'''

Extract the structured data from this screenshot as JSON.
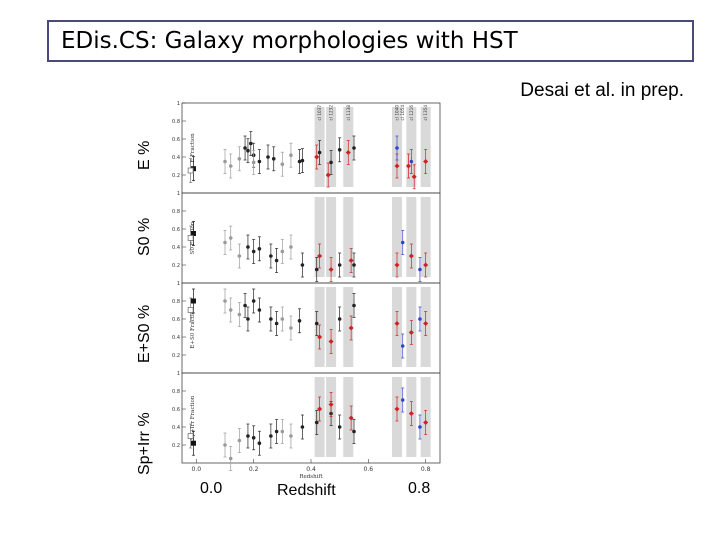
{
  "title": "EDis.CS: Galaxy morphologies with HST",
  "credit": "Desai et al. in prep.",
  "ylabels": {
    "e": "E %",
    "s0": "S0 %",
    "es0": "E+S0 %",
    "sp": "Sp+Irr %"
  },
  "xlabels": {
    "left": "0.0",
    "center": "Redshift",
    "right": "0.8"
  },
  "chart_data": {
    "type": "scatter",
    "xlabel": "Redshift",
    "xlim": [
      -0.05,
      0.85
    ],
    "xticks": [
      "0.0",
      "0.2",
      "0.4",
      "0.6",
      "0.8"
    ],
    "panels": [
      {
        "name": "E %",
        "inner_ylabel": "E Fraction",
        "ylim": [
          0,
          1
        ],
        "yticks": [
          "0.2",
          "0.4",
          "0.6",
          "0.8",
          "1"
        ],
        "series": [
          {
            "color": "#222222",
            "marker": "dot",
            "points": [
              [
                0.17,
                0.5
              ],
              [
                0.18,
                0.47
              ],
              [
                0.19,
                0.55
              ],
              [
                0.2,
                0.42
              ],
              [
                0.22,
                0.35
              ],
              [
                0.25,
                0.4
              ],
              [
                0.27,
                0.38
              ],
              [
                0.36,
                0.35
              ],
              [
                0.37,
                0.36
              ],
              [
                0.43,
                0.45
              ],
              [
                0.47,
                0.34
              ],
              [
                0.5,
                0.48
              ],
              [
                0.55,
                0.5
              ]
            ]
          },
          {
            "color": "#9a9a9a",
            "marker": "dot",
            "points": [
              [
                0.1,
                0.35
              ],
              [
                0.12,
                0.3
              ],
              [
                0.15,
                0.38
              ],
              [
                0.2,
                0.34
              ],
              [
                0.3,
                0.32
              ],
              [
                0.33,
                0.42
              ]
            ]
          },
          {
            "color": "#cc2222",
            "marker": "diamond",
            "points": [
              [
                0.42,
                0.4
              ],
              [
                0.46,
                0.2
              ],
              [
                0.53,
                0.45
              ],
              [
                0.7,
                0.3
              ],
              [
                0.74,
                0.3
              ],
              [
                0.76,
                0.18
              ],
              [
                0.8,
                0.35
              ]
            ]
          },
          {
            "color": "#3344cc",
            "marker": "dot",
            "points": [
              [
                0.7,
                0.5
              ],
              [
                0.75,
                0.35
              ]
            ]
          },
          {
            "color": "#111111",
            "marker": "square",
            "points": [
              [
                -0.01,
                0.27
              ]
            ]
          },
          {
            "color": "#777777",
            "marker": "open-square",
            "points": [
              [
                -0.02,
                0.25
              ]
            ]
          }
        ]
      },
      {
        "name": "S0 %",
        "inner_ylabel": "S0 Fraction",
        "ylim": [
          0,
          1
        ],
        "yticks": [
          "0.2",
          "0.4",
          "0.6",
          "0.8",
          "1"
        ],
        "series": [
          {
            "color": "#222222",
            "marker": "dot",
            "points": [
              [
                0.18,
                0.4
              ],
              [
                0.2,
                0.35
              ],
              [
                0.22,
                0.38
              ],
              [
                0.26,
                0.3
              ],
              [
                0.28,
                0.25
              ],
              [
                0.37,
                0.2
              ],
              [
                0.42,
                0.15
              ],
              [
                0.5,
                0.2
              ],
              [
                0.55,
                0.2
              ]
            ]
          },
          {
            "color": "#9a9a9a",
            "marker": "dot",
            "points": [
              [
                0.1,
                0.45
              ],
              [
                0.12,
                0.5
              ],
              [
                0.15,
                0.3
              ],
              [
                0.3,
                0.35
              ],
              [
                0.33,
                0.4
              ]
            ]
          },
          {
            "color": "#cc2222",
            "marker": "diamond",
            "points": [
              [
                0.43,
                0.3
              ],
              [
                0.47,
                0.15
              ],
              [
                0.54,
                0.25
              ],
              [
                0.7,
                0.2
              ],
              [
                0.75,
                0.3
              ],
              [
                0.8,
                0.2
              ]
            ]
          },
          {
            "color": "#3344cc",
            "marker": "dot",
            "points": [
              [
                0.72,
                0.45
              ],
              [
                0.78,
                0.15
              ]
            ]
          },
          {
            "color": "#111111",
            "marker": "square",
            "points": [
              [
                -0.01,
                0.55
              ]
            ]
          },
          {
            "color": "#777777",
            "marker": "open-square",
            "points": [
              [
                -0.02,
                0.5
              ]
            ]
          }
        ]
      },
      {
        "name": "E+S0 %",
        "inner_ylabel": "E+S0 Fraction",
        "ylim": [
          0,
          1
        ],
        "yticks": [
          "0.2",
          "0.4",
          "0.6",
          "0.8",
          "1"
        ],
        "series": [
          {
            "color": "#222222",
            "marker": "dot",
            "points": [
              [
                0.17,
                0.75
              ],
              [
                0.18,
                0.6
              ],
              [
                0.2,
                0.8
              ],
              [
                0.22,
                0.7
              ],
              [
                0.26,
                0.6
              ],
              [
                0.28,
                0.55
              ],
              [
                0.36,
                0.58
              ],
              [
                0.42,
                0.55
              ],
              [
                0.5,
                0.6
              ],
              [
                0.55,
                0.75
              ]
            ]
          },
          {
            "color": "#9a9a9a",
            "marker": "dot",
            "points": [
              [
                0.1,
                0.8
              ],
              [
                0.12,
                0.7
              ],
              [
                0.15,
                0.65
              ],
              [
                0.3,
                0.6
              ],
              [
                0.33,
                0.5
              ]
            ]
          },
          {
            "color": "#cc2222",
            "marker": "diamond",
            "points": [
              [
                0.43,
                0.4
              ],
              [
                0.47,
                0.35
              ],
              [
                0.54,
                0.5
              ],
              [
                0.7,
                0.55
              ],
              [
                0.75,
                0.45
              ],
              [
                0.8,
                0.55
              ]
            ]
          },
          {
            "color": "#3344cc",
            "marker": "dot",
            "points": [
              [
                0.72,
                0.3
              ],
              [
                0.78,
                0.6
              ]
            ]
          },
          {
            "color": "#111111",
            "marker": "square",
            "points": [
              [
                -0.01,
                0.8
              ]
            ]
          },
          {
            "color": "#777777",
            "marker": "open-square",
            "points": [
              [
                -0.02,
                0.7
              ]
            ]
          }
        ]
      },
      {
        "name": "Sp+Irr %",
        "inner_ylabel": "Sp+Irr Fraction",
        "ylim": [
          0,
          1
        ],
        "yticks": [
          "0.2",
          "0.4",
          "0.6",
          "0.8",
          "1"
        ],
        "series": [
          {
            "color": "#222222",
            "marker": "dot",
            "points": [
              [
                0.18,
                0.3
              ],
              [
                0.2,
                0.28
              ],
              [
                0.22,
                0.22
              ],
              [
                0.26,
                0.3
              ],
              [
                0.28,
                0.35
              ],
              [
                0.37,
                0.4
              ],
              [
                0.42,
                0.45
              ],
              [
                0.47,
                0.55
              ],
              [
                0.5,
                0.4
              ],
              [
                0.55,
                0.35
              ]
            ]
          },
          {
            "color": "#9a9a9a",
            "marker": "dot",
            "points": [
              [
                0.1,
                0.2
              ],
              [
                0.12,
                0.05
              ],
              [
                0.15,
                0.25
              ],
              [
                0.3,
                0.35
              ],
              [
                0.33,
                0.3
              ]
            ]
          },
          {
            "color": "#cc2222",
            "marker": "diamond",
            "points": [
              [
                0.43,
                0.6
              ],
              [
                0.47,
                0.65
              ],
              [
                0.54,
                0.5
              ],
              [
                0.7,
                0.6
              ],
              [
                0.75,
                0.55
              ],
              [
                0.8,
                0.45
              ]
            ]
          },
          {
            "color": "#3344cc",
            "marker": "dot",
            "points": [
              [
                0.72,
                0.7
              ],
              [
                0.78,
                0.4
              ]
            ]
          },
          {
            "color": "#111111",
            "marker": "square",
            "points": [
              [
                -0.01,
                0.22
              ]
            ]
          },
          {
            "color": "#777777",
            "marker": "open-square",
            "points": [
              [
                -0.02,
                0.3
              ]
            ]
          }
        ]
      }
    ],
    "shaded_bands_x": [
      0.43,
      0.47,
      0.53,
      0.7,
      0.75,
      0.8
    ],
    "annotations": [
      {
        "x": 0.43,
        "text": "cl 1037"
      },
      {
        "x": 0.47,
        "text": "cl 1232"
      },
      {
        "x": 0.53,
        "text": "cl 1138"
      },
      {
        "x": 0.7,
        "text": "cl 1040"
      },
      {
        "x": 0.72,
        "text": "cl 1054"
      },
      {
        "x": 0.75,
        "text": "cl 1216"
      },
      {
        "x": 0.8,
        "text": "cl 1354"
      }
    ]
  }
}
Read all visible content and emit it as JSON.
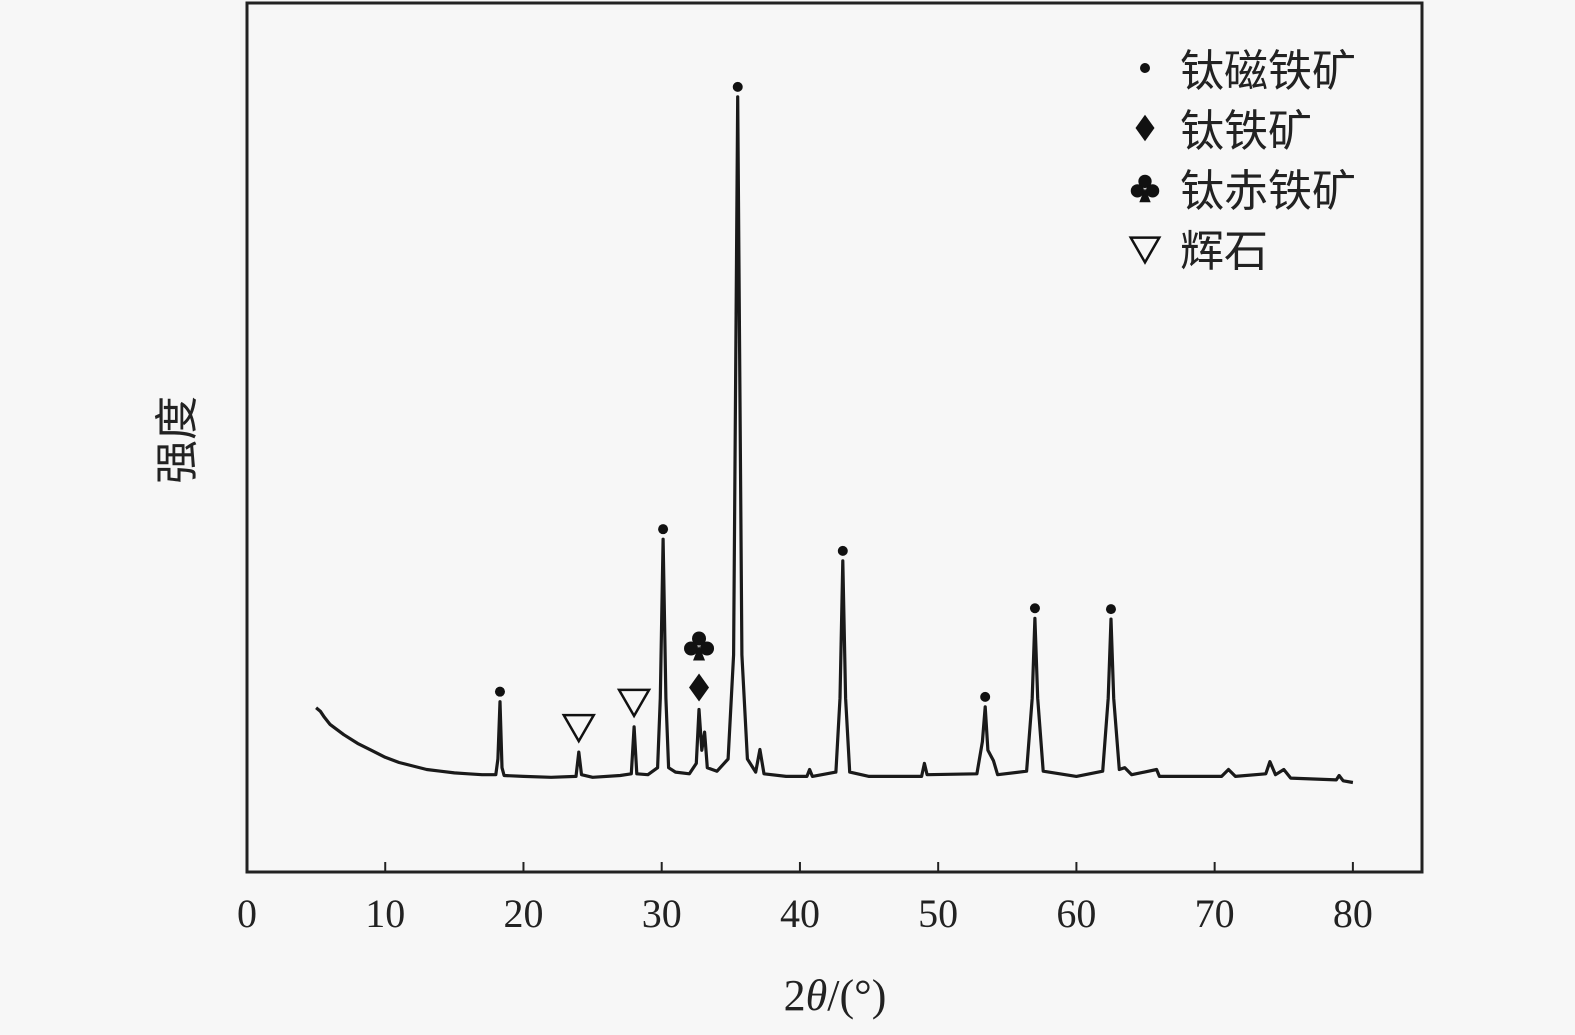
{
  "chart_data": {
    "type": "line",
    "title": "",
    "xlabel_prefix": "2",
    "xlabel_symbol": "θ",
    "xlabel_suffix": "/(°)",
    "ylabel": "强度",
    "xlim": [
      0,
      85
    ],
    "ylim": [
      0,
      100
    ],
    "xticks": [
      0,
      10,
      20,
      30,
      40,
      50,
      60,
      70,
      80
    ],
    "yticks_shown": false,
    "grid": false,
    "legend_position": "top-right",
    "line_color": "#1a1a1a",
    "legend": [
      {
        "symbol": "filled-circle",
        "label": "钛磁铁矿"
      },
      {
        "symbol": "filled-diamond",
        "label": "钛铁矿"
      },
      {
        "symbol": "club",
        "label": "钛赤铁矿"
      },
      {
        "symbol": "open-triangle-down",
        "label": "辉石"
      }
    ],
    "series": [
      {
        "x": [
          5,
          5.3,
          5.6,
          6,
          7,
          8,
          9,
          10,
          11,
          12,
          13,
          14,
          15,
          16,
          17,
          18,
          18.15,
          18.3,
          18.45,
          18.6,
          20,
          22,
          23.8,
          24.0,
          24.2,
          25,
          27,
          27.8,
          28.0,
          28.2,
          29,
          29.7,
          29.9,
          30.1,
          30.3,
          30.5,
          31,
          32,
          32.5,
          32.7,
          32.9,
          33.1,
          33.3,
          34,
          34.8,
          35.2,
          35.5,
          35.8,
          36.2,
          36.8,
          37.1,
          37.4,
          39,
          40.5,
          40.7,
          40.9,
          42.6,
          42.9,
          43.1,
          43.3,
          43.6,
          45,
          48.8,
          49.0,
          49.2,
          52.8,
          53.2,
          53.4,
          53.6,
          54,
          54.3,
          56.4,
          56.8,
          57.0,
          57.2,
          57.6,
          60,
          61.9,
          62.3,
          62.5,
          62.7,
          63.1,
          63.5,
          64,
          65.8,
          66,
          70.5,
          71,
          71.5,
          73.7,
          74,
          74.4,
          75,
          75.5,
          78.8,
          79,
          79.3,
          80
        ],
        "y": [
          18.9,
          18.5,
          17.8,
          17,
          15.8,
          14.8,
          14,
          13.2,
          12.6,
          12.2,
          11.8,
          11.6,
          11.4,
          11.3,
          11.2,
          11.2,
          13,
          19.6,
          12,
          11.1,
          11,
          10.9,
          11,
          13.8,
          11.2,
          10.9,
          11.1,
          11.3,
          16.7,
          11.3,
          11.2,
          12,
          20,
          38.3,
          20,
          12,
          11.5,
          11.3,
          12.5,
          18.7,
          14,
          16.1,
          12,
          11.6,
          13,
          25,
          89.2,
          25,
          13,
          11.5,
          14.1,
          11.3,
          11,
          11,
          11.8,
          11,
          11.5,
          20,
          35.8,
          20,
          11.5,
          11,
          11,
          12.5,
          11.2,
          11.3,
          15,
          19,
          14,
          12.8,
          11.2,
          11.6,
          20,
          29.2,
          20,
          11.6,
          11,
          11.6,
          20,
          29.1,
          20,
          11.8,
          12,
          11.2,
          11.8,
          11,
          11,
          11.8,
          11,
          11.3,
          12.7,
          11.2,
          11.8,
          10.8,
          10.6,
          11.1,
          10.5,
          10.3
        ]
      }
    ],
    "peak_markers": [
      {
        "x": 18.3,
        "y": 19.6,
        "symbols": [
          "filled-circle"
        ]
      },
      {
        "x": 24.0,
        "y": 13.8,
        "symbols": [
          "open-triangle-down"
        ]
      },
      {
        "x": 28.0,
        "y": 16.7,
        "symbols": [
          "open-triangle-down"
        ]
      },
      {
        "x": 30.1,
        "y": 38.3,
        "symbols": [
          "filled-circle"
        ]
      },
      {
        "x": 32.7,
        "y": 18.7,
        "symbols": [
          "filled-diamond",
          "club"
        ]
      },
      {
        "x": 35.5,
        "y": 89.2,
        "symbols": [
          "filled-circle"
        ]
      },
      {
        "x": 43.1,
        "y": 35.8,
        "symbols": [
          "filled-circle"
        ]
      },
      {
        "x": 53.4,
        "y": 19.0,
        "symbols": [
          "filled-circle"
        ]
      },
      {
        "x": 57.0,
        "y": 29.2,
        "symbols": [
          "filled-circle"
        ]
      },
      {
        "x": 62.5,
        "y": 29.1,
        "symbols": [
          "filled-circle"
        ]
      }
    ]
  }
}
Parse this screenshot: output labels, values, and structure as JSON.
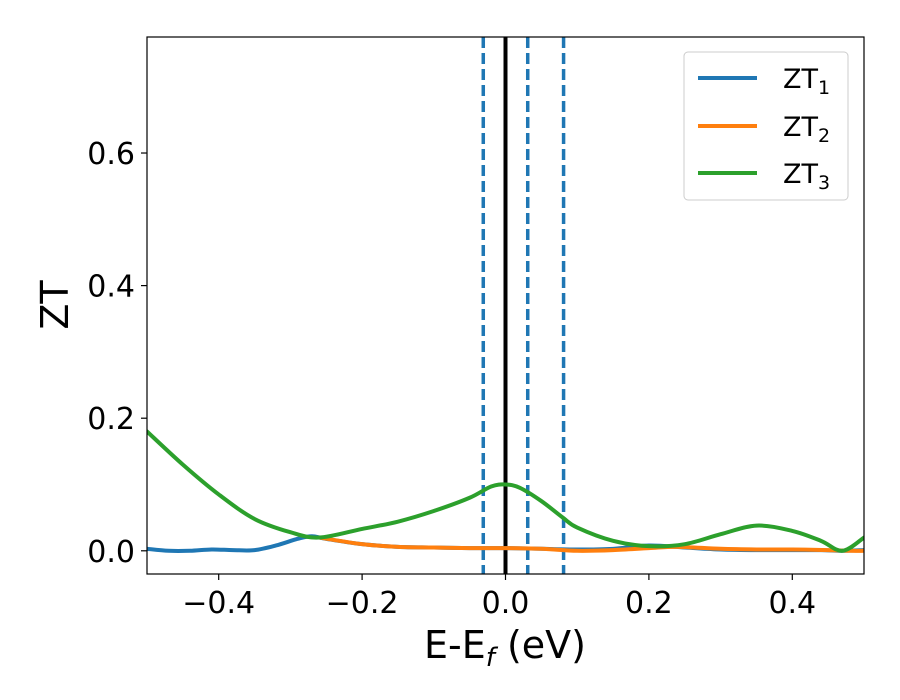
{
  "chart_data": {
    "type": "line",
    "title": "",
    "xlabel": "E-E",
    "xlabel_sub": "f",
    "xlabel_unit": " (eV)",
    "ylabel": "ZT",
    "xlim": [
      -0.5,
      0.5
    ],
    "ylim": [
      -0.035,
      0.775
    ],
    "xticks": [
      -0.4,
      -0.2,
      0.0,
      0.2,
      0.4
    ],
    "xtick_labels": [
      "−0.4",
      "−0.2",
      "0.0",
      "0.2",
      "0.4"
    ],
    "yticks": [
      0.0,
      0.2,
      0.4,
      0.6
    ],
    "ytick_labels": [
      "0.0",
      "0.2",
      "0.4",
      "0.6"
    ],
    "grid": false,
    "legend_position": "top-right",
    "vlines": [
      {
        "x": 0.0,
        "style": "solid",
        "color": "#000000"
      },
      {
        "x": -0.031,
        "style": "dashed",
        "color": "#1f77b4"
      },
      {
        "x": 0.031,
        "style": "dashed",
        "color": "#1f77b4"
      },
      {
        "x": 0.081,
        "style": "dashed",
        "color": "#1f77b4"
      }
    ],
    "series": [
      {
        "name": "ZT",
        "name_sub": "1",
        "color": "#1f77b4",
        "x": [
          -0.5,
          -0.47,
          -0.44,
          -0.41,
          -0.38,
          -0.35,
          -0.32,
          -0.29,
          -0.27,
          -0.25,
          -0.2,
          -0.15,
          -0.1,
          -0.05,
          0.0,
          0.05,
          0.1,
          0.15,
          0.2,
          0.25,
          0.3,
          0.35,
          0.4,
          0.44,
          0.47,
          0.5
        ],
        "y": [
          0.003,
          0.0,
          0.0,
          0.002,
          0.001,
          0.001,
          0.008,
          0.018,
          0.022,
          0.018,
          0.01,
          0.006,
          0.005,
          0.004,
          0.004,
          0.003,
          0.002,
          0.003,
          0.008,
          0.005,
          0.002,
          0.001,
          0.001,
          0.001,
          0.0,
          0.001
        ]
      },
      {
        "name": "ZT",
        "name_sub": "2",
        "color": "#ff7f0e",
        "x": [
          -0.26,
          -0.2,
          -0.15,
          -0.1,
          -0.05,
          0.0,
          0.05,
          0.1,
          0.15,
          0.2,
          0.24,
          0.3,
          0.35,
          0.4,
          0.45,
          0.48,
          0.5
        ],
        "y": [
          0.02,
          0.01,
          0.006,
          0.005,
          0.004,
          0.004,
          0.003,
          0.0,
          0.001,
          0.004,
          0.006,
          0.003,
          0.002,
          0.002,
          0.001,
          0.0,
          0.0
        ]
      },
      {
        "name": "ZT",
        "name_sub": "3",
        "color": "#2ca02c",
        "x": [
          -0.5,
          -0.45,
          -0.4,
          -0.35,
          -0.3,
          -0.26,
          -0.2,
          -0.15,
          -0.1,
          -0.05,
          -0.02,
          0.0,
          0.02,
          0.05,
          0.08,
          0.1,
          0.15,
          0.2,
          0.25,
          0.3,
          0.35,
          0.4,
          0.44,
          0.47,
          0.5
        ],
        "y": [
          0.18,
          0.13,
          0.085,
          0.048,
          0.028,
          0.02,
          0.033,
          0.044,
          0.06,
          0.08,
          0.097,
          0.1,
          0.095,
          0.075,
          0.05,
          0.035,
          0.015,
          0.007,
          0.01,
          0.025,
          0.038,
          0.03,
          0.015,
          0.0,
          0.02
        ]
      }
    ]
  }
}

'''

- Problem -
Sift the material for lines with the string "text". Copy each one found.

- The reply -
        "text": "cl 1037"
        "text": "cl 1232"
        "text": "cl 1138"
        "text": "cl 1040"
        "text": "cl 1054"
        "text": "cl 1216"
        "text": "cl 1354"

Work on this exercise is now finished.